MATERIAL PROVIDED:
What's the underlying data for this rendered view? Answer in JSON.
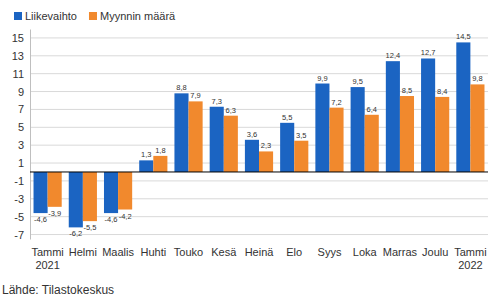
{
  "chart_data": {
    "type": "bar",
    "categories": [
      "Tammi\n2021",
      "Helmi",
      "Maalis",
      "Huhti",
      "Touko",
      "Kesä",
      "Heinä",
      "Elo",
      "Syys",
      "Loka",
      "Marras",
      "Joulu",
      "Tammi\n2022"
    ],
    "series": [
      {
        "name": "Liikevaihto",
        "color": "#1b64c2",
        "values": [
          -4.6,
          -6.2,
          -4.6,
          1.3,
          8.8,
          7.3,
          3.6,
          5.5,
          9.9,
          9.5,
          12.4,
          12.7,
          14.5
        ],
        "value_labels": [
          "-4,6",
          "-6,2",
          "-4,6",
          "1,3",
          "8,8",
          "7,3",
          "3,6",
          "5,5",
          "9,9",
          "9,5",
          "12,4",
          "12,7",
          "14,5"
        ]
      },
      {
        "name": "Myynnin määrä",
        "color": "#f1892d",
        "values": [
          -3.9,
          -5.5,
          -4.2,
          1.8,
          7.9,
          6.3,
          2.3,
          3.5,
          7.2,
          6.4,
          8.5,
          8.4,
          9.8
        ],
        "value_labels": [
          "-3,9",
          "-5,5",
          "-4,2",
          "1,8",
          "7,9",
          "6,3",
          "2,3",
          "3,5",
          "7,2",
          "6,4",
          "8,5",
          "8,4",
          "9,8"
        ]
      }
    ],
    "ylim": [
      -7.5,
      16
    ],
    "yticks": [
      -7,
      -5,
      -3,
      -1,
      1,
      3,
      5,
      7,
      9,
      11,
      13,
      15
    ],
    "grid": true,
    "legend": "top-left",
    "data_labels": true,
    "source": "Lähde: Tilastokeskus"
  }
}
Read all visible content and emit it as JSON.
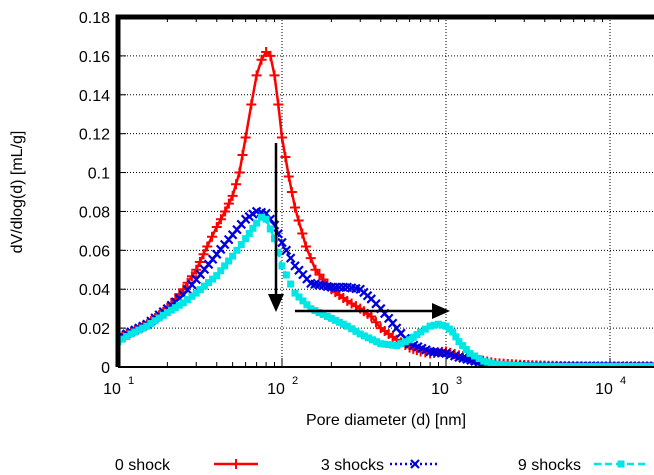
{
  "chart_data": {
    "type": "line",
    "xscale": "log",
    "xlim": [
      10,
      30000
    ],
    "ylim": [
      0,
      0.18
    ],
    "xlabel": "Pore diameter (d) [nm]",
    "ylabel": "dV/dlog(d) [mL/g]",
    "grid": true,
    "legend_position": "bottom",
    "x_ticks": [
      {
        "value": 10,
        "label": "10",
        "exp": "1"
      },
      {
        "value": 100,
        "label": "10",
        "exp": "2"
      },
      {
        "value": 1000,
        "label": "10",
        "exp": "3"
      },
      {
        "value": 10000,
        "label": "10",
        "exp": "4"
      }
    ],
    "y_ticks": [
      {
        "value": 0,
        "label": "0"
      },
      {
        "value": 0.02,
        "label": "0.02"
      },
      {
        "value": 0.04,
        "label": "0.04"
      },
      {
        "value": 0.06,
        "label": "0.06"
      },
      {
        "value": 0.08,
        "label": "0.08"
      },
      {
        "value": 0.1,
        "label": "0.1"
      },
      {
        "value": 0.12,
        "label": "0.12"
      },
      {
        "value": 0.14,
        "label": "0.14"
      },
      {
        "value": 0.16,
        "label": "0.16"
      },
      {
        "value": 0.18,
        "label": "0.18"
      }
    ],
    "series": [
      {
        "name": "0 shock",
        "color": "#ff0000",
        "marker": "plus",
        "dash": "solid",
        "x": [
          10,
          12,
          15,
          20,
          25,
          30,
          35,
          40,
          45,
          50,
          55,
          60,
          65,
          70,
          75,
          80,
          85,
          90,
          95,
          100,
          110,
          120,
          140,
          160,
          200,
          250,
          300,
          350,
          400,
          500,
          600,
          700,
          800,
          1000,
          1200,
          1500,
          2000,
          3000,
          5000,
          8000,
          10000,
          12000,
          15000,
          20000,
          25000,
          30000
        ],
        "y": [
          0.015,
          0.018,
          0.022,
          0.03,
          0.04,
          0.05,
          0.062,
          0.072,
          0.08,
          0.088,
          0.1,
          0.118,
          0.135,
          0.15,
          0.158,
          0.162,
          0.16,
          0.15,
          0.135,
          0.118,
          0.098,
          0.082,
          0.062,
          0.05,
          0.04,
          0.034,
          0.03,
          0.026,
          0.02,
          0.014,
          0.01,
          0.008,
          0.007,
          0.008,
          0.006,
          0.004,
          0.002,
          0.001,
          0.0005,
          0.0003,
          0.0003,
          0.0003,
          0.0003,
          0.0003,
          0.005,
          0.025
        ]
      },
      {
        "name": "3 shocks",
        "color": "#0000dd",
        "marker": "x",
        "dash": "dotted",
        "x": [
          10,
          12,
          15,
          20,
          25,
          30,
          40,
          50,
          60,
          70,
          80,
          90,
          100,
          120,
          150,
          200,
          250,
          300,
          350,
          400,
          500,
          600,
          800,
          1000,
          1200,
          1500,
          2000,
          3000,
          5000,
          10000,
          20000,
          30000
        ],
        "y": [
          0.015,
          0.018,
          0.022,
          0.03,
          0.037,
          0.045,
          0.058,
          0.068,
          0.076,
          0.08,
          0.079,
          0.073,
          0.064,
          0.052,
          0.043,
          0.041,
          0.041,
          0.04,
          0.035,
          0.03,
          0.02,
          0.012,
          0.008,
          0.007,
          0.005,
          0.003,
          0.001,
          0.0005,
          0.0003,
          0.0003,
          0.0003,
          0.0003
        ]
      },
      {
        "name": "9 shocks",
        "color": "#00e5e5",
        "marker": "square",
        "dash": "dashed",
        "x": [
          10,
          12,
          15,
          20,
          25,
          30,
          40,
          50,
          60,
          70,
          75,
          80,
          90,
          100,
          120,
          150,
          200,
          250,
          300,
          400,
          500,
          600,
          700,
          800,
          900,
          1000,
          1100,
          1200,
          1400,
          1700,
          2000,
          3000,
          5000,
          10000,
          20000,
          30000
        ],
        "y": [
          0.013,
          0.017,
          0.021,
          0.028,
          0.033,
          0.038,
          0.047,
          0.057,
          0.066,
          0.074,
          0.077,
          0.076,
          0.066,
          0.052,
          0.038,
          0.03,
          0.025,
          0.021,
          0.017,
          0.012,
          0.011,
          0.014,
          0.018,
          0.021,
          0.022,
          0.021,
          0.018,
          0.013,
          0.007,
          0.003,
          0.0015,
          0.0006,
          0.0003,
          0.0003,
          0.0003,
          0.0003
        ]
      }
    ]
  }
}
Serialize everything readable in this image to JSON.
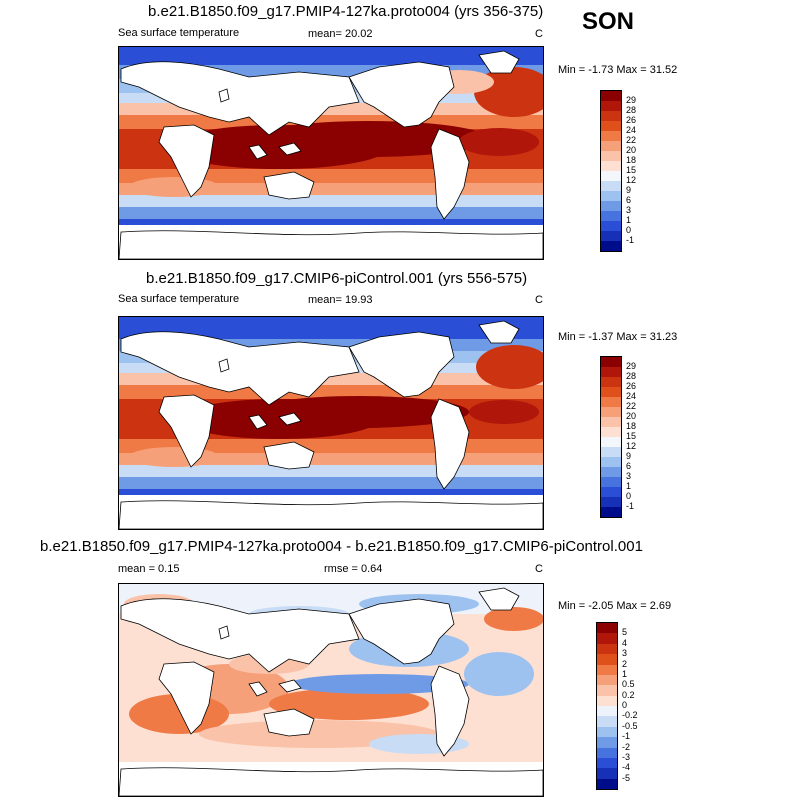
{
  "season": "SON",
  "panels": [
    {
      "title": "b.e21.B1850.f09_g17.PMIP4-127ka.proto004 (yrs 356-375)",
      "variable": "Sea surface temperature",
      "mean_text": "mean=  20.02",
      "units": "C",
      "minmax": "Min =  -1.73 Max =  31.52",
      "colorbar": {
        "labels": [
          "29",
          "28",
          "26",
          "24",
          "22",
          "20",
          "18",
          "15",
          "12",
          "9",
          "6",
          "3",
          "1",
          "0",
          "-1"
        ],
        "colors": [
          "#8b0000",
          "#b0160a",
          "#cc3311",
          "#e0501a",
          "#ef7a45",
          "#f6a07a",
          "#fac2a8",
          "#fde0d2",
          "#f3f6fb",
          "#c8dcf5",
          "#9ec2ef",
          "#6f9be6",
          "#4673de",
          "#2a4fd6",
          "#1630b8",
          "#000d8a"
        ]
      }
    },
    {
      "title": "b.e21.B1850.f09_g17.CMIP6-piControl.001 (yrs 556-575)",
      "variable": "Sea surface temperature",
      "mean_text": "mean=  19.93",
      "units": "C",
      "minmax": "Min =  -1.37 Max =  31.23",
      "colorbar": {
        "labels": [
          "29",
          "28",
          "26",
          "24",
          "22",
          "20",
          "18",
          "15",
          "12",
          "9",
          "6",
          "3",
          "1",
          "0",
          "-1"
        ],
        "colors": [
          "#8b0000",
          "#b0160a",
          "#cc3311",
          "#e0501a",
          "#ef7a45",
          "#f6a07a",
          "#fac2a8",
          "#fde0d2",
          "#f3f6fb",
          "#c8dcf5",
          "#9ec2ef",
          "#6f9be6",
          "#4673de",
          "#2a4fd6",
          "#1630b8",
          "#000d8a"
        ]
      }
    },
    {
      "title": "b.e21.B1850.f09_g17.PMIP4-127ka.proto004 - b.e21.B1850.f09_g17.CMIP6-piControl.001",
      "mean_text": "mean =   0.15",
      "rmse_text": "rmse =   0.64",
      "units": "C",
      "minmax": "Min =  -2.05 Max =   2.69",
      "colorbar": {
        "labels": [
          "5",
          "4",
          "3",
          "2",
          "1",
          "0.5",
          "0.2",
          "0",
          "-0.2",
          "-0.5",
          "-1",
          "-2",
          "-3",
          "-4",
          "-5"
        ],
        "colors": [
          "#8b0000",
          "#b0160a",
          "#cc3311",
          "#e0501a",
          "#ef7a45",
          "#f6a07a",
          "#fac2a8",
          "#fde0d2",
          "#eef3fb",
          "#c8dcf5",
          "#9ec2ef",
          "#6f9be6",
          "#4673de",
          "#2a4fd6",
          "#1630b8",
          "#000d8a"
        ]
      }
    }
  ]
}
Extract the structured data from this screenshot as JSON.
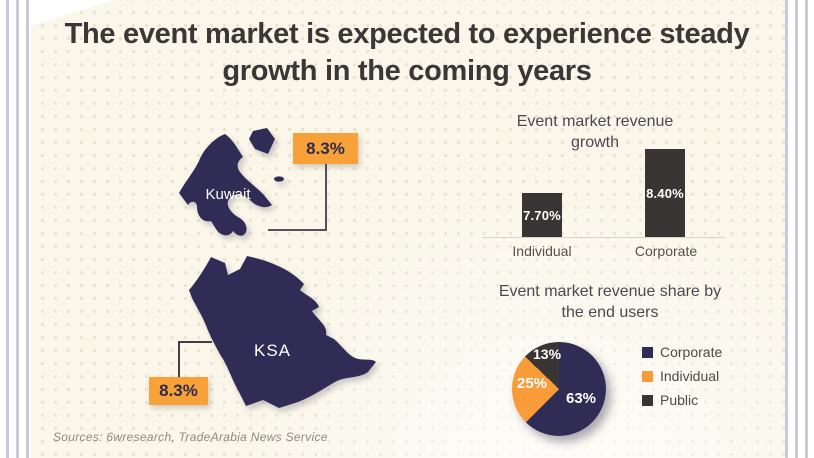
{
  "title": "The event market is expected to experience steady growth in the coming years",
  "maps": {
    "kuwait": {
      "name": "Kuwait",
      "growth": "8.3%"
    },
    "ksa": {
      "name": "KSA",
      "growth": "8.3%"
    }
  },
  "chart_data": [
    {
      "type": "bar",
      "title": "Event market revenue growth",
      "categories": [
        "Individual",
        "Corporate"
      ],
      "values": [
        7.7,
        8.4
      ],
      "data_labels": [
        "7.70%",
        "8.40%"
      ],
      "xlabel": "",
      "ylabel": "",
      "ylim": [
        7.0,
        8.5
      ],
      "grid": false,
      "legend": false,
      "bar_color": "#3a3535"
    },
    {
      "type": "pie",
      "title": "Event market revenue share by the end users",
      "labels": [
        "Corporate",
        "Individual",
        "Public"
      ],
      "values": [
        63,
        25,
        13
      ],
      "data_labels": [
        "63%",
        "25%",
        "13%"
      ],
      "colors": [
        "#312c55",
        "#f89c3a",
        "#3a3535"
      ],
      "legend_position": "right",
      "start_angle_deg": 0
    }
  ],
  "sources": "Sources: 6wresearch, TradeArabia News Service",
  "colors": {
    "accent_orange": "#f9a139",
    "map_navy": "#312c55",
    "bar_dark": "#3a3535",
    "title_text": "#3a3737",
    "chart_title_text": "#4c4753",
    "background_cream": "#faf6e9",
    "stripe_lavender": "#cbc8db"
  }
}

EXERCISE: Pick out every line with the string "revenue" and copy it.

EXERCISE ANSWER:
      "title": "Event market revenue growth",
      "title": "Event market revenue share by the end users",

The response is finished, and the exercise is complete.